→ TESTO DI LETTURA
Applicando questo schema al database “Carbon Majors”, il team ha confrontato i “budget” di produzione di 142 compagnie di combustibili fossili con diversi scenari globali. Considerando lo scenario “middle-of-the-road“, comunemente usato dagli investitori per valutare i rischi climatici, tra il 2014 e il 2020 le aziende di carbone, petrolio e gas hanno prodotto rispettivamente il 64%, 63% e 70% in più di quanto consentito.
Nel periodo di 7 anni coperto dal report di InfluenceMap, Stati nazionali e aziende statali sono i principali responsabili di questa crescita. Non è ancora chiaro se tali entità si muoveranno verso una rendicontazione più rigorosa. In ogni caso saranno necessari ulteriori interventi governativi per centrare gli obiettivi di riduzione delle emissioni.
Per le società quotate in borsa, invece, nel 2023 sono stati rilasciati nuovi standard di rendicontazione climatica che dovrebbero fornire a investitori, politici e pubblico dati più trasparenti e coerenti, rendendo molto più facile valutare con precisione le performance climatiche delle aziende.
Quantificare la produzione di combustibili fossili e cemento, e le emissioni di CO2 associate, è fondamentale. Ma le aziende devono anche agire. Raggiungere la neutralità climatica riducendo le emissioni di un numero relativamente piccolo di società sarà molto più semplice che convincere 8 miliardi di persone a intraprendere un’azione collettiva.

→ COMPITI
**1.** Secondo il testo di lettura, quante compagnie di combustibili fossili ha esaminato il team confrontandone i budget di produzione con diversi scenari globali?
**2.** Stabilisci se ciascuna affermazione concorda con il testo di lettura e rispondi sì o no, citando le parole decisive del testo.
(a) Tra il 2014 e il 2020 le aziende del gas hanno prodotto il 70% in più di quanto consentito.
(b) I nuovi standard di rendicontazione climatica per le società quotate in borsa sono stati rilasciati nel 2023.
(c) È già certo che Stati nazionali e aziende statali adotteranno una rendicontazione più rigorosa.
**3.** Ricopia dal testo di lettura il passo da “Nel periodo di” a “climatiche delle aziende.”.
Per svolgere questi compiti non occorre consultare i dati.

→ DATI

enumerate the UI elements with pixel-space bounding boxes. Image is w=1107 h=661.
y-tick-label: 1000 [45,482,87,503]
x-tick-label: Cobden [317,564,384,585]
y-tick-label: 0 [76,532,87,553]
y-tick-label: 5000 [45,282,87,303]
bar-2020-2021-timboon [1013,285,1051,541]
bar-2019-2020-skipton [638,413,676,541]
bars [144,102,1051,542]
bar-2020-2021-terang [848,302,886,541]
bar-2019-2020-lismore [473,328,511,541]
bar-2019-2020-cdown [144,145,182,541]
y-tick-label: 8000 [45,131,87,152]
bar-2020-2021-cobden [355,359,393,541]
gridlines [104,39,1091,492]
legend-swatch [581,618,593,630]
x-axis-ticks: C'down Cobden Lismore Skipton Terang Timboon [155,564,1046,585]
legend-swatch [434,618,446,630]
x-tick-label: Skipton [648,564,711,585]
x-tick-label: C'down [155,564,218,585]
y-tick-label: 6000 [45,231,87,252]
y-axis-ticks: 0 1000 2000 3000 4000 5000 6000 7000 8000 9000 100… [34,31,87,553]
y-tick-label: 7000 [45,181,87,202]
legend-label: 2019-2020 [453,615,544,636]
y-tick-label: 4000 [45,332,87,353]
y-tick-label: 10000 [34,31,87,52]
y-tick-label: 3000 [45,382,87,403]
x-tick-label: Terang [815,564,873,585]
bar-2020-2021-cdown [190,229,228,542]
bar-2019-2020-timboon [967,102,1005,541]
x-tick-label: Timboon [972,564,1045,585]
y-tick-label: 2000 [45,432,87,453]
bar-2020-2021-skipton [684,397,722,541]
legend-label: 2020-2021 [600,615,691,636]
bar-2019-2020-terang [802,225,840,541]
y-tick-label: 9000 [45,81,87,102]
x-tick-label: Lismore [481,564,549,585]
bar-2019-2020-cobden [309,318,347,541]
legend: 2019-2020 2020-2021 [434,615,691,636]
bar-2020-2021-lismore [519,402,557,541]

→ SOLUZIONI
**1.** 142 compagnie.

**2.**
(a) Sì: "le aziende di carbone, petrolio e gas hanno prodotto rispettivamente il 64%, 63% e 70% in più di quanto consentito".
(b) Sì: "nel 2023 sono stati rilasciati nuovi standard di rendicontazione climatica".
(c) No: "Non è ancora chiaro se tali entità si muoveranno verso una rendicontazione più rigorosa".

**3.**
Nel periodo di 7 anni coperto dal report di InfluenceMap, Stati nazionali e aziende statali sono i principali responsabili di questa crescita. Non è ancora chiaro se tali entità si muoveranno verso una rendicontazione più rigorosa. In ogni caso saranno necessari ulteriori interventi governativi per centrare gli obiettivi di riduzione delle emissioni.
Per le società quotate in borsa, invece, nel 2023 sono stati rilasciati nuovi standard di rendicontazione climatica che dovrebbero fornire a investitori, politici e pubblico dati più trasparenti e coerenti, rendendo molto più facile valutare con precisione le performance climatiche delle aziende.